§ Problem details
Wherever the word "system" turns up in a line of the entries, copy that line.

[Stored data]
------------

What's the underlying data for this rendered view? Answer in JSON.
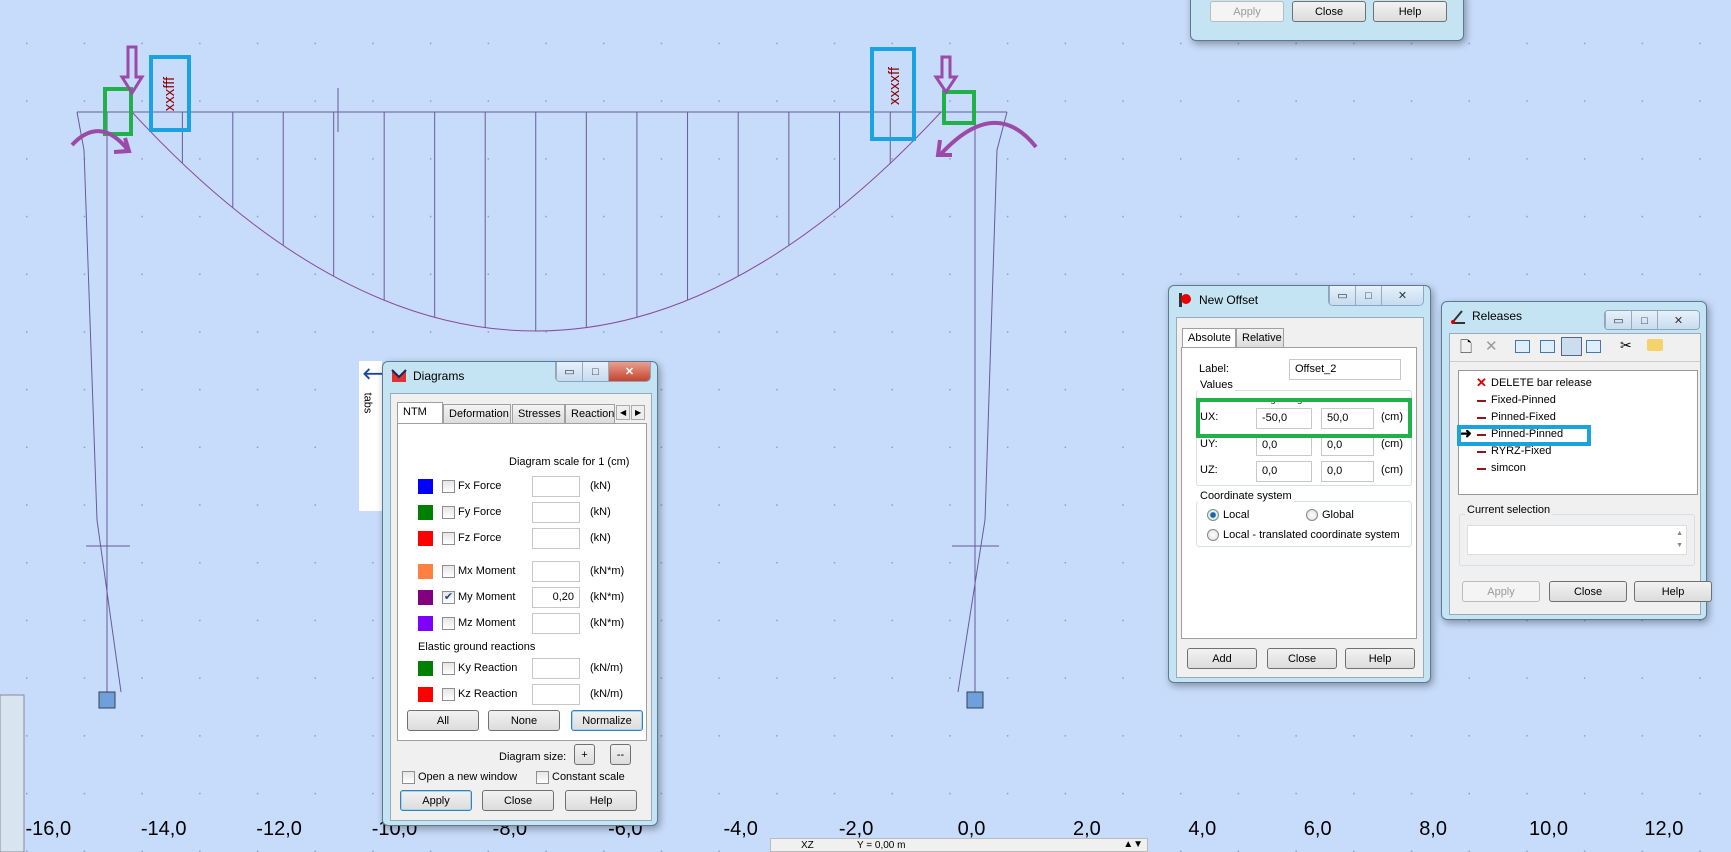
{
  "canvas": {
    "axis_labels": [
      "-16,0",
      "-14,0",
      "-12,0",
      "-10,0",
      "-8,0",
      "-6,0",
      "-4,0",
      "-2,0",
      "0,0",
      "2,0",
      "4,0",
      "6,0",
      "8,0",
      "10,0",
      "12,0"
    ],
    "axis_values": [
      -16,
      -14,
      -12,
      -10,
      -8,
      -6,
      -4,
      -2,
      0,
      2,
      4,
      6,
      8,
      10,
      12
    ],
    "annotation_left": "xxxfff",
    "annotation_right": "xxxxff",
    "colors": {
      "frame": "#6a5a9a",
      "moment": "#8a4aa0",
      "annot_green": "#22b04a",
      "annot_blue": "#1aa3e0",
      "annot_purple": "#9b4aa8",
      "annot_text": "#8b0000"
    }
  },
  "status": {
    "view": "XZ",
    "position": "Y = 0,00 m"
  },
  "top_dialog": {
    "apply": "Apply",
    "close": "Close",
    "help": "Help"
  },
  "tabs_panel": {
    "label": "tabs"
  },
  "diagrams": {
    "title": "Diagrams",
    "tabs": [
      "NTM",
      "Deformation",
      "Stresses",
      "Reactions"
    ],
    "scale_label": "Diagram scale for 1  (cm)",
    "rows": [
      {
        "label": "Fx Force",
        "color": "#0000ff",
        "checked": false,
        "value": "",
        "unit": "(kN)"
      },
      {
        "label": "Fy Force",
        "color": "#008000",
        "checked": false,
        "value": "",
        "unit": "(kN)"
      },
      {
        "label": "Fz Force",
        "color": "#ff0000",
        "checked": false,
        "value": "",
        "unit": "(kN)"
      },
      {
        "label": "Mx Moment",
        "color": "#ff8040",
        "checked": false,
        "value": "",
        "unit": "(kN*m)"
      },
      {
        "label": "My Moment",
        "color": "#800080",
        "checked": true,
        "value": "0,20",
        "unit": "(kN*m)"
      },
      {
        "label": "Mz Moment",
        "color": "#8000ff",
        "checked": false,
        "value": "",
        "unit": "(kN*m)"
      }
    ],
    "elastic_label": "Elastic ground reactions",
    "elastic_rows": [
      {
        "label": "Ky Reaction",
        "color": "#008000",
        "checked": false,
        "value": "",
        "unit": "(kN/m)"
      },
      {
        "label": "Kz Reaction",
        "color": "#ff0000",
        "checked": false,
        "value": "",
        "unit": "(kN/m)"
      }
    ],
    "all": "All",
    "none": "None",
    "normalize": "Normalize",
    "size_label": "Diagram size:",
    "plus": "+",
    "minus": "--",
    "open_new_window": "Open a new window",
    "constant_scale": "Constant scale",
    "apply": "Apply",
    "close": "Close",
    "help": "Help"
  },
  "offset": {
    "title": "New Offset",
    "tabs": [
      "Absolute",
      "Relative"
    ],
    "label_caption": "Label:",
    "label_value": "Offset_2",
    "values_caption": "Values",
    "beginning": "Beginning:",
    "end": "End:",
    "rows": [
      {
        "label": "UX:",
        "begin": "-50,0",
        "end": "50,0",
        "unit": "(cm)"
      },
      {
        "label": "UY:",
        "begin": "0,0",
        "end": "0,0",
        "unit": "(cm)"
      },
      {
        "label": "UZ:",
        "begin": "0,0",
        "end": "0,0",
        "unit": "(cm)"
      }
    ],
    "coord_caption": "Coordinate system",
    "local": "Local",
    "global": "Global",
    "local_translated": "Local - translated coordinate system",
    "selected": "Local",
    "add": "Add",
    "close": "Close",
    "help": "Help"
  },
  "releases": {
    "title": "Releases",
    "items": [
      "DELETE bar release",
      "Fixed-Pinned",
      "Pinned-Fixed",
      "Pinned-Pinned",
      "RYRZ-Fixed",
      "simcon"
    ],
    "selected": "Pinned-Pinned",
    "current_selection": "Current selection",
    "apply": "Apply",
    "close": "Close",
    "help": "Help"
  }
}
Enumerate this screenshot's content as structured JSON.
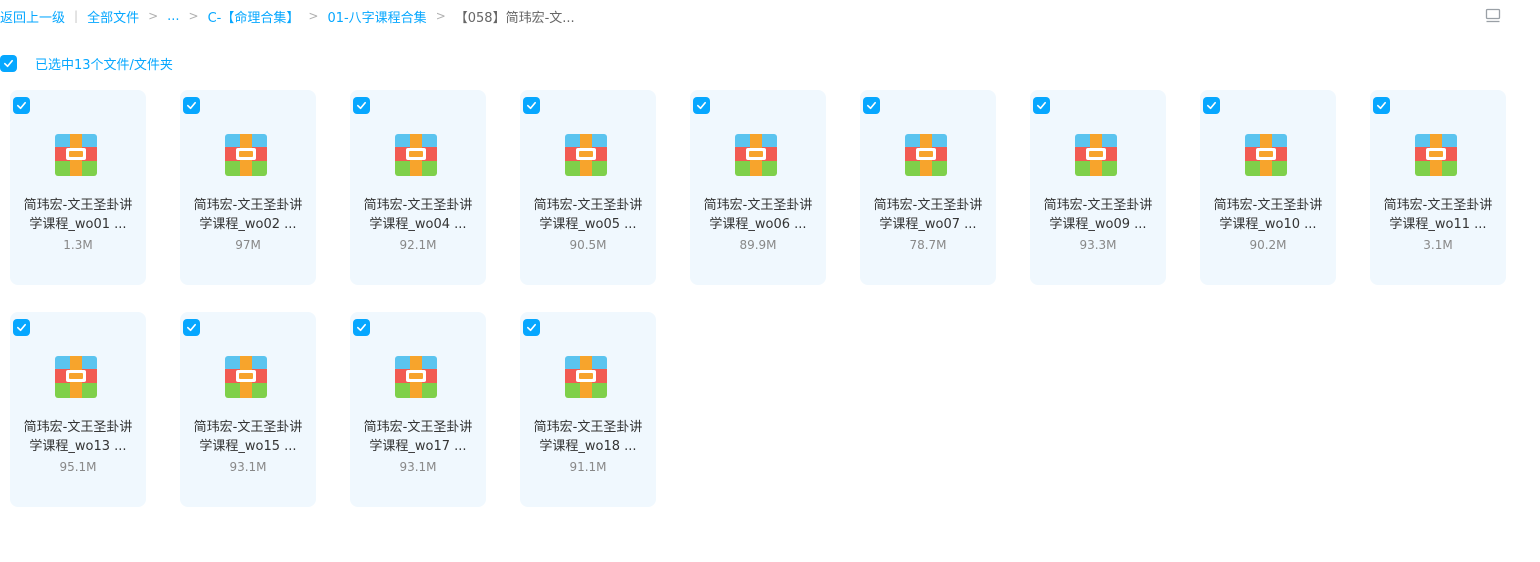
{
  "breadcrumb": {
    "back": "返回上一级",
    "all_files": "全部文件",
    "ellipsis": "...",
    "crumbs": [
      "C-【命理合集】",
      "01-八字课程合集"
    ],
    "current": "【058】简玮宏-文..."
  },
  "selection": {
    "label": "已选中13个文件/文件夹"
  },
  "files": [
    {
      "line1": "简玮宏-文王圣卦讲",
      "line2": "学课程_wo01 ...",
      "size": "1.3M"
    },
    {
      "line1": "简玮宏-文王圣卦讲",
      "line2": "学课程_wo02 ...",
      "size": "97M"
    },
    {
      "line1": "简玮宏-文王圣卦讲",
      "line2": "学课程_wo04 ...",
      "size": "92.1M"
    },
    {
      "line1": "简玮宏-文王圣卦讲",
      "line2": "学课程_wo05 ...",
      "size": "90.5M"
    },
    {
      "line1": "简玮宏-文王圣卦讲",
      "line2": "学课程_wo06 ...",
      "size": "89.9M"
    },
    {
      "line1": "简玮宏-文王圣卦讲",
      "line2": "学课程_wo07 ...",
      "size": "78.7M"
    },
    {
      "line1": "简玮宏-文王圣卦讲",
      "line2": "学课程_wo09 ...",
      "size": "93.3M"
    },
    {
      "line1": "简玮宏-文王圣卦讲",
      "line2": "学课程_wo10 ...",
      "size": "90.2M"
    },
    {
      "line1": "简玮宏-文王圣卦讲",
      "line2": "学课程_wo11 ...",
      "size": "3.1M"
    },
    {
      "line1": "简玮宏-文王圣卦讲",
      "line2": "学课程_wo13 ...",
      "size": "95.1M"
    },
    {
      "line1": "简玮宏-文王圣卦讲",
      "line2": "学课程_wo15 ...",
      "size": "93.1M"
    },
    {
      "line1": "简玮宏-文王圣卦讲",
      "line2": "学课程_wo17 ...",
      "size": "93.1M"
    },
    {
      "line1": "简玮宏-文王圣卦讲",
      "line2": "学课程_wo18 ...",
      "size": "91.1M"
    }
  ],
  "icons": {
    "file_type": "archive-zip-icon",
    "checkbox": "checkmark-icon",
    "view_toggle": "list-view-icon"
  },
  "colors": {
    "accent": "#06a7ff",
    "card_bg": "#f0f8fe"
  }
}
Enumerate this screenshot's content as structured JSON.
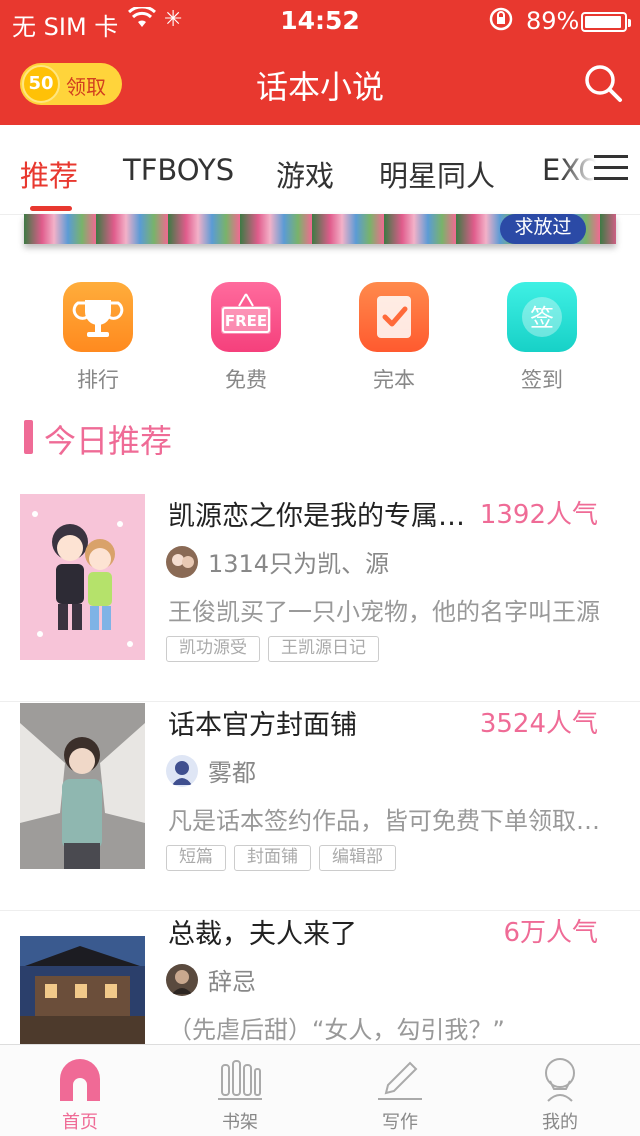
{
  "status_bar": {
    "carrier": "无 SIM 卡",
    "time": "14:52",
    "battery_pct": "89%",
    "battery_level": 0.89,
    "icons": [
      "wifi-icon",
      "loading-spinner-icon",
      "orientation-lock-icon",
      "battery-icon"
    ]
  },
  "header": {
    "app_title": "话本小说",
    "coin_amount": "50",
    "claim_label": "领取",
    "colors": {
      "header_bg": "#e8382f",
      "coin": "#ffd43b",
      "accent_pink": "#ef6b96"
    }
  },
  "tabs": [
    {
      "label": "推荐",
      "active": true
    },
    {
      "label": "TFBOYS",
      "active": false
    },
    {
      "label": "游戏",
      "active": false
    },
    {
      "label": "明星同人",
      "active": false
    },
    {
      "label": "EXO",
      "active": false
    }
  ],
  "banner": {
    "badge_text": "求放过"
  },
  "quick_entries": [
    {
      "label": "排行",
      "icon": "trophy-icon"
    },
    {
      "label": "免费",
      "icon": "free-sign-icon"
    },
    {
      "label": "完本",
      "icon": "checklist-icon"
    },
    {
      "label": "签到",
      "icon": "sign-in-icon",
      "icon_text": "签"
    }
  ],
  "free_sign_text": "FREE",
  "section": {
    "title": "今日推荐"
  },
  "books": [
    {
      "title": "凯源恋之你是我的专属宠物",
      "popularity": "1392人气",
      "author": "1314只为凯、源",
      "description": "王俊凯买了一只小宠物，他的名字叫王源",
      "tags": [
        "凯功源受",
        "王凯源日记"
      ]
    },
    {
      "title": "话本官方封面铺",
      "popularity": "3524人气",
      "author": "雾都",
      "description": "凡是话本签约作品，皆可免费下单领取封面",
      "tags": [
        "短篇",
        "封面铺",
        "编辑部"
      ]
    },
    {
      "title": "总裁，夫人来了",
      "popularity": "6万人气",
      "author": "辞忌",
      "description": "（先虐后甜）“女人，勾引我？”",
      "tags": []
    }
  ],
  "tabbar": [
    {
      "label": "首页",
      "icon": "home-icon",
      "active": true
    },
    {
      "label": "书架",
      "icon": "bookshelf-icon",
      "active": false
    },
    {
      "label": "写作",
      "icon": "pen-icon",
      "active": false
    },
    {
      "label": "我的",
      "icon": "profile-icon",
      "active": false
    }
  ]
}
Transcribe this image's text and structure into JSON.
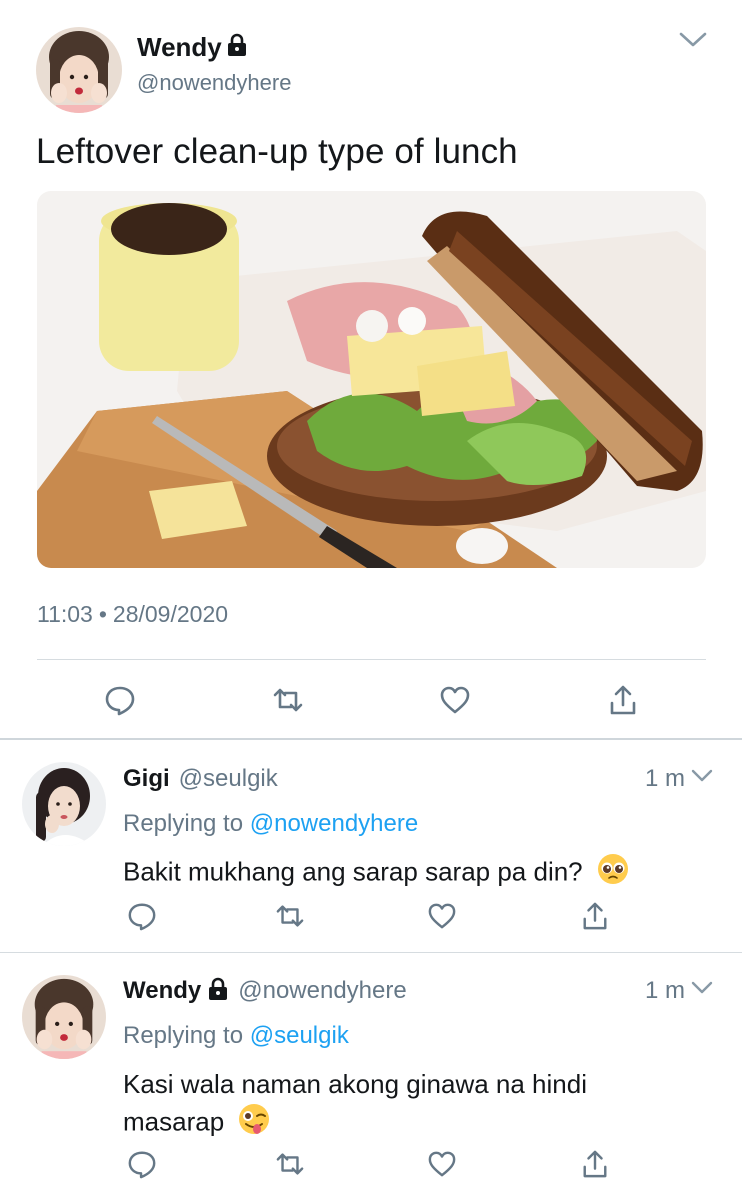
{
  "main_tweet": {
    "name": "Wendy",
    "handle": "@nowendyhere",
    "text": "Leftover clean-up type of lunch",
    "time": "11:03",
    "separator": "•",
    "date": "28/09/2020"
  },
  "replies": [
    {
      "name": "Gigi",
      "handle": "@seulgik",
      "time": "1 m",
      "replying_prefix": "Replying to",
      "replying_to": "@nowendyhere",
      "text": "Bakit mukhang ang sarap sarap pa din?",
      "emoji": "pleading-face"
    },
    {
      "name": "Wendy",
      "handle": "@nowendyhere",
      "time": "1 m",
      "replying_prefix": "Replying to",
      "replying_to": "@seulgik",
      "text_line1": "Kasi wala naman akong ginawa na hindi",
      "text_line2": "masarap",
      "emoji": "winking-tongue-face"
    }
  ],
  "icons": [
    "lock-icon",
    "chevron-down-icon",
    "reply-icon",
    "retweet-icon",
    "like-icon",
    "share-icon"
  ],
  "colors": {
    "text": "#14171a",
    "secondary": "#657786",
    "link": "#1da1f2",
    "divider": "#d6dce0"
  }
}
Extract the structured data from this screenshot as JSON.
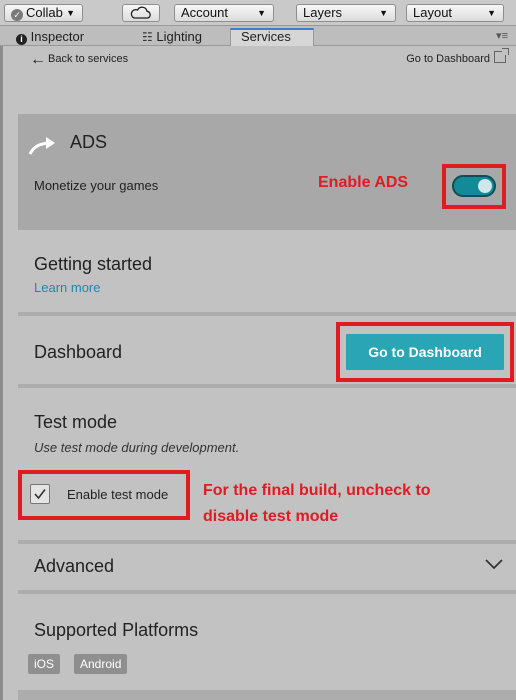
{
  "toolbar": {
    "collab_label": "Collab",
    "account_label": "Account",
    "layers_label": "Layers",
    "layout_label": "Layout"
  },
  "tabs": [
    {
      "label": "Inspector"
    },
    {
      "label": "Lighting"
    },
    {
      "label": "Services"
    }
  ],
  "nav": {
    "back_label": "Back to services",
    "dashboard_link": "Go to Dashboard"
  },
  "ads": {
    "title": "ADS",
    "subtitle": "Monetize your games",
    "toggle_on": true
  },
  "annotations": {
    "enable_ads": "Enable ADS",
    "final_build_line1": "For the final build, uncheck to",
    "final_build_line2": "disable test mode"
  },
  "getting_started": {
    "title": "Getting started",
    "link": "Learn more"
  },
  "dashboard": {
    "title": "Dashboard",
    "button": "Go to Dashboard"
  },
  "test_mode": {
    "title": "Test mode",
    "hint": "Use test mode during development.",
    "checkbox_label": "Enable test mode",
    "checked": true
  },
  "advanced": {
    "title": "Advanced"
  },
  "platforms": {
    "title": "Supported Platforms",
    "items": [
      "iOS",
      "Android"
    ]
  },
  "colors": {
    "accent": "#2aa5b6",
    "annotation": "#e01b22",
    "toggle": "#138a97"
  }
}
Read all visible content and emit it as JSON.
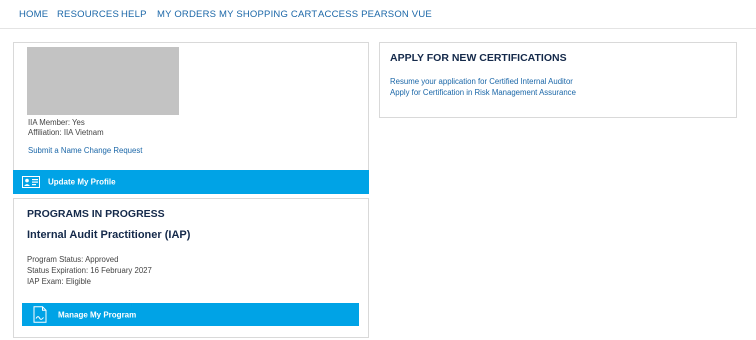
{
  "nav": {
    "items": [
      "HOME",
      "RESOURCES",
      "HELP",
      "MY ORDERS",
      "MY SHOPPING CART",
      "ACCESS PEARSON VUE"
    ]
  },
  "profile": {
    "member_text": "IIA Member: Yes",
    "affiliation_text": "Affiliation: IIA Vietnam",
    "name_change_link": "Submit a Name Change Request",
    "update_button": "Update My Profile",
    "update_icon": "profile-card-icon"
  },
  "programs": {
    "heading": "PROGRAMS IN PROGRESS",
    "program_title": "Internal Audit Practitioner (IAP)",
    "status": "Program Status: Approved",
    "expiration": "Status Expiration: 16 February 2027",
    "exam": "IAP Exam: Eligible",
    "manage_button": "Manage My Program",
    "manage_icon": "document-signature-icon"
  },
  "apply": {
    "heading": "APPLY FOR NEW CERTIFICATIONS",
    "links": [
      "Resume your application for Certified Internal Auditor",
      "Apply for Certification in Risk Management Assurance"
    ]
  },
  "colors": {
    "link": "#1b67a8",
    "button": "#00a3e6",
    "heading": "#14294a"
  }
}
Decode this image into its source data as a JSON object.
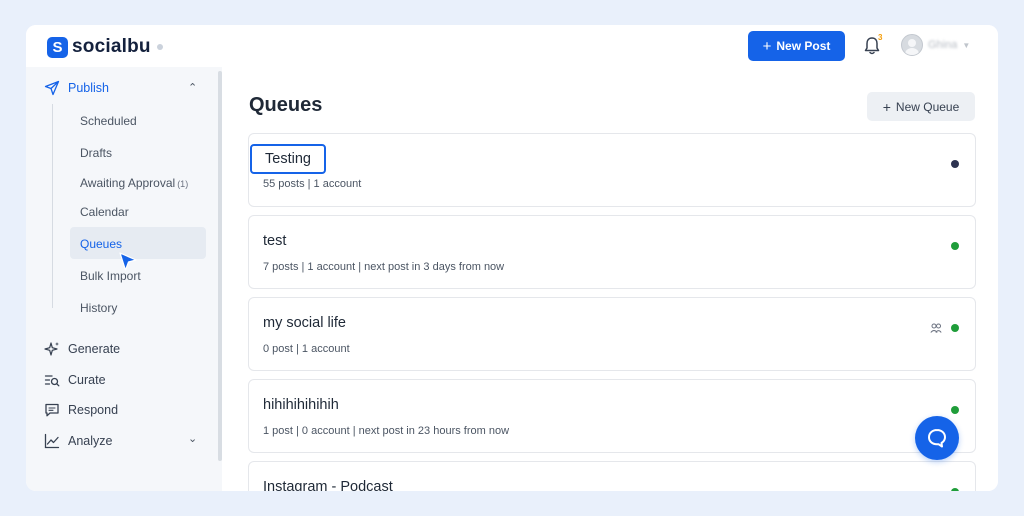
{
  "brand": {
    "name": "socialbu"
  },
  "header": {
    "new_post_label": "New Post",
    "notification_count": "3",
    "user_name": "Ghina"
  },
  "sidebar": {
    "sections": [
      {
        "label": "Publish",
        "icon": "send-icon",
        "expanded": true
      },
      {
        "label": "Generate",
        "icon": "sparkles-icon"
      },
      {
        "label": "Curate",
        "icon": "curate-search-icon"
      },
      {
        "label": "Respond",
        "icon": "chat-icon"
      },
      {
        "label": "Analyze",
        "icon": "chart-line-icon",
        "expandable": true
      }
    ],
    "publish_items": [
      {
        "label": "Scheduled"
      },
      {
        "label": "Drafts"
      },
      {
        "label": "Awaiting Approval",
        "count": "(1)"
      },
      {
        "label": "Calendar"
      },
      {
        "label": "Queues",
        "active": true
      },
      {
        "label": "Bulk Import"
      },
      {
        "label": "History"
      }
    ]
  },
  "main": {
    "title": "Queues",
    "new_queue_label": "New Queue",
    "queues": [
      {
        "name": "Testing",
        "meta": "55 posts | 1 account",
        "status_color": "#2d3350",
        "highlighted": true
      },
      {
        "name": "test",
        "meta": "7 posts | 1 account | next post in 3 days from now",
        "status_color": "#1f9d3a"
      },
      {
        "name": "my social life",
        "meta": "0 post | 1 account",
        "status_color": "#1f9d3a",
        "shared": true
      },
      {
        "name": "hihihihihihih",
        "meta": "1 post | 0 account | next post in 23 hours from now",
        "status_color": "#1f9d3a"
      },
      {
        "name": "Instagram - Podcast",
        "meta": "",
        "status_color": "#1f9d3a"
      }
    ]
  },
  "colors": {
    "accent": "#1563e8",
    "sidebar_bg": "#f5f7fa",
    "page_bg": "#e9f0fb"
  }
}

------------

§ Answer in full
    "coord_caption": "Coordinate system",
    "local_translated": "Local - translated coordinate system",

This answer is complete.